[start]
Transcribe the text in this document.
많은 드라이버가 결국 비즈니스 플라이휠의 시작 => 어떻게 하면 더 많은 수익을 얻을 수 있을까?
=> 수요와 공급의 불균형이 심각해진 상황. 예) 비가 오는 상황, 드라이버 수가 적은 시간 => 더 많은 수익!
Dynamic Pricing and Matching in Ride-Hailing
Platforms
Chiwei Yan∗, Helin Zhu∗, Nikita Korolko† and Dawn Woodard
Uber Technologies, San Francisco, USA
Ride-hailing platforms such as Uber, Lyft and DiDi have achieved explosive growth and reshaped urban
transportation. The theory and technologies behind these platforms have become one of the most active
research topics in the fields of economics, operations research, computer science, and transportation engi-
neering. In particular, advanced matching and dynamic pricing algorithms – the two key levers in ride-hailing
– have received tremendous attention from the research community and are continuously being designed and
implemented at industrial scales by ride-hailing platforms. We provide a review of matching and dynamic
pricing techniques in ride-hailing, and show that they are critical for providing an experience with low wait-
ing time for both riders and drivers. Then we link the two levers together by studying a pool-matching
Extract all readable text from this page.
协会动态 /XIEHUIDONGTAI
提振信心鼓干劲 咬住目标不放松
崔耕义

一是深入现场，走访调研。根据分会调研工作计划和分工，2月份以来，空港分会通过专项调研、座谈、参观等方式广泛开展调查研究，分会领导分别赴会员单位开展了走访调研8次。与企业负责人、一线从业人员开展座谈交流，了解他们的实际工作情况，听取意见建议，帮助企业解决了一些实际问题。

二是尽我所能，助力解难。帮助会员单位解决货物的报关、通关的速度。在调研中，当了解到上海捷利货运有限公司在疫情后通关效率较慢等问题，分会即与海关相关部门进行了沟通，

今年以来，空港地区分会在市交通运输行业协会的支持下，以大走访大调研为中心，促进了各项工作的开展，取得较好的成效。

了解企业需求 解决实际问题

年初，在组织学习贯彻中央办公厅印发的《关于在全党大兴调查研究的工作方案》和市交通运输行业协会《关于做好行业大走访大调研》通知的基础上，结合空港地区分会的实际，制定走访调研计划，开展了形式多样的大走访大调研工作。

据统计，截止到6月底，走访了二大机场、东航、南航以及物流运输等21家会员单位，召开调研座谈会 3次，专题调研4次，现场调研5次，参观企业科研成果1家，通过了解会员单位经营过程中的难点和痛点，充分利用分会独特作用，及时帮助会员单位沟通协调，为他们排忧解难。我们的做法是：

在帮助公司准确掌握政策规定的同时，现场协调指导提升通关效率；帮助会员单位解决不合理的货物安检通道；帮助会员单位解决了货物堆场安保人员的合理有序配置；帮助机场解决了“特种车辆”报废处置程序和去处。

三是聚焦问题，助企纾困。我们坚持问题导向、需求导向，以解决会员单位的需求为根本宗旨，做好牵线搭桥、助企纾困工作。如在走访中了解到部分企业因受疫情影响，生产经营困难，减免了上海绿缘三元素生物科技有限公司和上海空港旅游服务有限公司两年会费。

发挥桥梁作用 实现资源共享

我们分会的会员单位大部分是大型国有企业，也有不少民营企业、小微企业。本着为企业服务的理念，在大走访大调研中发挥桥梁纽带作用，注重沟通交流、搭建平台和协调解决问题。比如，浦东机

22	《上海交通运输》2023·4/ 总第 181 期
[end]
Short problem: Repeat all entries. Match them exactly.

Solution for this task:
Transcribe the text in this document.
많은 드라이버가 결국 비즈니스 플라이휠의 시작 => 어떻게 하면 더 많은 수익을 얻을 수 있을까?
=> 수요와 공급의 불균형이 심각해진 상황. 예) 비가 오는 상황, 드라이버 수가 적은 시간 => 더 많은 수익!
Dynamic Pricing and Matching in Ride-Hailing
Platforms
Chiwei Yan∗, Helin Zhu∗, Nikita Korolko† and Dawn Woodard
Uber Technologies, San Francisco, USA
Ride-hailing platforms such as Uber, Lyft and DiDi have achieved explosive growth and reshaped urban
transportation. The theory and technologies behind these platforms have become one of the most active
research topics in the fields of economics, operations research, computer science, and transportation engi-
neering. In particular, advanced matching and dynamic pricing algorithms – the two key levers in ride-hailing
– have received tremendous attention from the research community and are continuously being designed and
implemented at industrial scales by ride-hailing platforms. We provide a review of matching and dynamic
pricing techniques in ride-hailing, and show that they are critical for providing an experience with low wait-
ing time for both riders and drivers. Then we link the two levers together by studying a pool-matching
Extract all readable text from this page.
协会动态 /XIEHUIDONGTAI
提振信心鼓干劲 咬住目标不放松
崔耕义

一是深入现场，走访调研。根据分会调研工作计划和分工，2月份以来，空港分会通过专项调研、座谈、参观等方式广泛开展调查研究，分会领导分别赴会员单位开展了走访调研8次。与企业负责人、一线从业人员开展座谈交流，了解他们的实际工作情况，听取意见建议，帮助企业解决了一些实际问题。

二是尽我所能，助力解难。帮助会员单位解决货物的报关、通关的速度。在调研中，当了解到上海捷利货运有限公司在疫情后通关效率较慢等问题，分会即与海关相关部门进行了沟通，

今年以来，空港地区分会在市交通运输行业协会的支持下，以大走访大调研为中心，促进了各项工作的开展，取得较好的成效。

了解企业需求 解决实际问题

年初，在组织学习贯彻中央办公厅印发的《关于在全党大兴调查研究的工作方案》和市交通运输行业协会《关于做好行业大走访大调研》通知的基础上，结合空港地区分会的实际，制定走访调研计划，开展了形式多样的大走访大调研工作。

据统计，截止到6月底，走访了二大机场、东航、南航以及物流运输等21家会员单位，召开调研座谈会 3次，专题调研4次，现场调研5次，参观企业科研成果1家，通过了解会员单位经营过程中的难点和痛点，充分利用分会独特作用，及时帮助会员单位沟通协调，为他们排忧解难。我们的做法是：

在帮助公司准确掌握政策规定的同时，现场协调指导提升通关效率；帮助会员单位解决不合理的货物安检通道；帮助会员单位解决了货物堆场安保人员的合理有序配置；帮助机场解决了“特种车辆”报废处置程序和去处。

三是聚焦问题，助企纾困。我们坚持问题导向、需求导向，以解决会员单位的需求为根本宗旨，做好牵线搭桥、助企纾困工作。如在走访中了解到部分企业因受疫情影响，生产经营困难，减免了上海绿缘三元素生物科技有限公司和上海空港旅游服务有限公司两年会费。

发挥桥梁作用 实现资源共享

我们分会的会员单位大部分是大型国有企业，也有不少民营企业、小微企业。本着为企业服务的理念，在大走访大调研中发挥桥梁纽带作用，注重沟通交流、搭建平台和协调解决问题。比如，浦东机

22	《上海交通运输》2023·4/ 总第 181 期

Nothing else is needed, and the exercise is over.